• What you need to do:
Quote the records beneath, complete and exact. Leave out images.

• The records:
· · ·

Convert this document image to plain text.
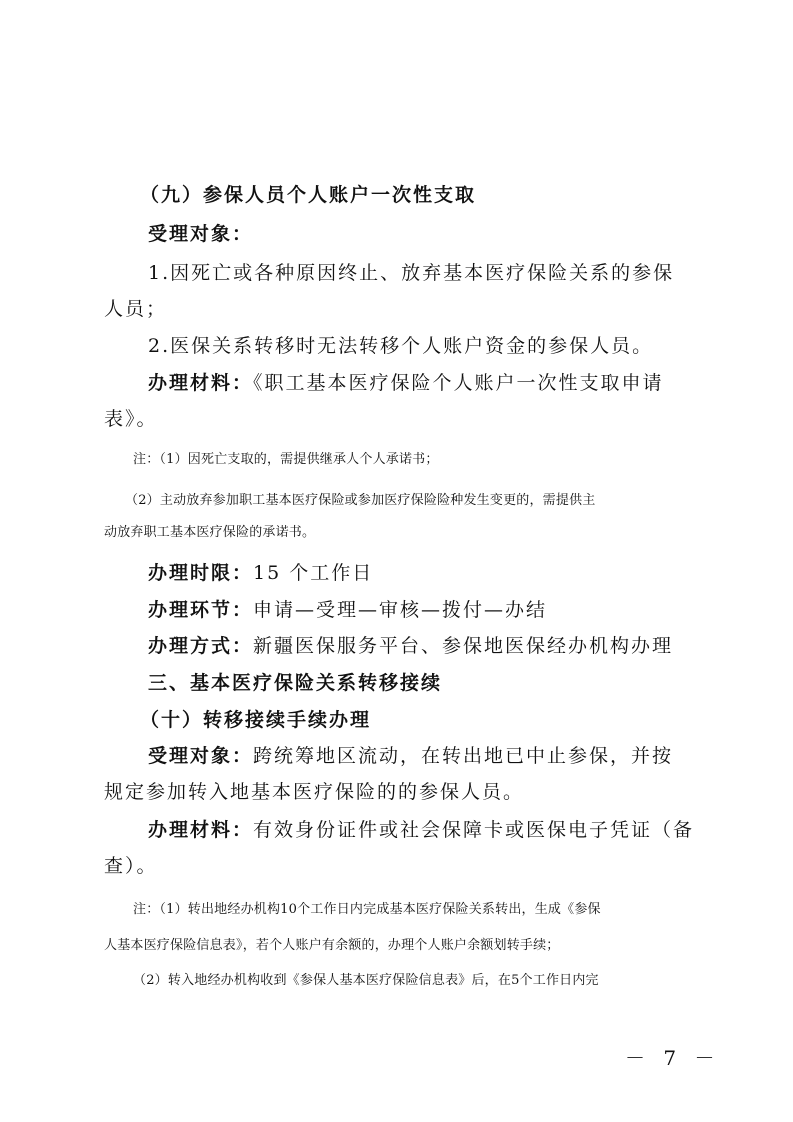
（九）参保人员个人账户一次性支取
受理对象：
1.因死亡或各种原因终止、放弃基本医疗保险关系的参保
人员；
2.医保关系转移时无法转移个人账户资金的参保人员。
办理材料：《职工基本医疗保险个人账户一次性支取申请
表》。
注：（1）因死亡支取的，需提供继承人个人承诺书；
（2）主动放弃参加职工基本医疗保险或参加医疗保险险种发生变更的，需提供主
动放弃职工基本医疗保险的承诺书。
办理时限：15 个工作日
办理环节：申请—受理—审核—拨付—办结
办理方式：新疆医保服务平台、参保地医保经办机构办理
三、基本医疗保险关系转移接续
（十）转移接续手续办理
受理对象：跨统筹地区流动，在转出地已中止参保，并按
规定参加转入地基本医疗保险的的参保人员。
办理材料：有效身份证件或社会保障卡或医保电子凭证（备
查）。
注：（1）转出地经办机构10个工作日内完成基本医疗保险关系转出，生成《参保
人基本医疗保险信息表》，若个人账户有余额的，办理个人账户余额划转手续；
（2）转入地经办机构收到《参保人基本医疗保险信息表》后，在5个工作日内完
－ 7 －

· · ·

• Final result:
Convert this document image to plain text.
（九）参保人员个人账户一次性支取
受理对象：
1.因死亡或各种原因终止、放弃基本医疗保险关系的参保
人员；
2.医保关系转移时无法转移个人账户资金的参保人员。
办理材料：《职工基本医疗保险个人账户一次性支取申请
表》。
注：（1）因死亡支取的，需提供继承人个人承诺书；
（2）主动放弃参加职工基本医疗保险或参加医疗保险险种发生变更的，需提供主
动放弃职工基本医疗保险的承诺书。
办理时限：15 个工作日
办理环节：申请—受理—审核—拨付—办结
办理方式：新疆医保服务平台、参保地医保经办机构办理
三、基本医疗保险关系转移接续
（十）转移接续手续办理
受理对象：跨统筹地区流动，在转出地已中止参保，并按
规定参加转入地基本医疗保险的的参保人员。
办理材料：有效身份证件或社会保障卡或医保电子凭证（备
查）。
注：（1）转出地经办机构10个工作日内完成基本医疗保险关系转出，生成《参保
人基本医疗保险信息表》，若个人账户有余额的，办理个人账户余额划转手续；
（2）转入地经办机构收到《参保人基本医疗保险信息表》后，在5个工作日内完
－ 7 －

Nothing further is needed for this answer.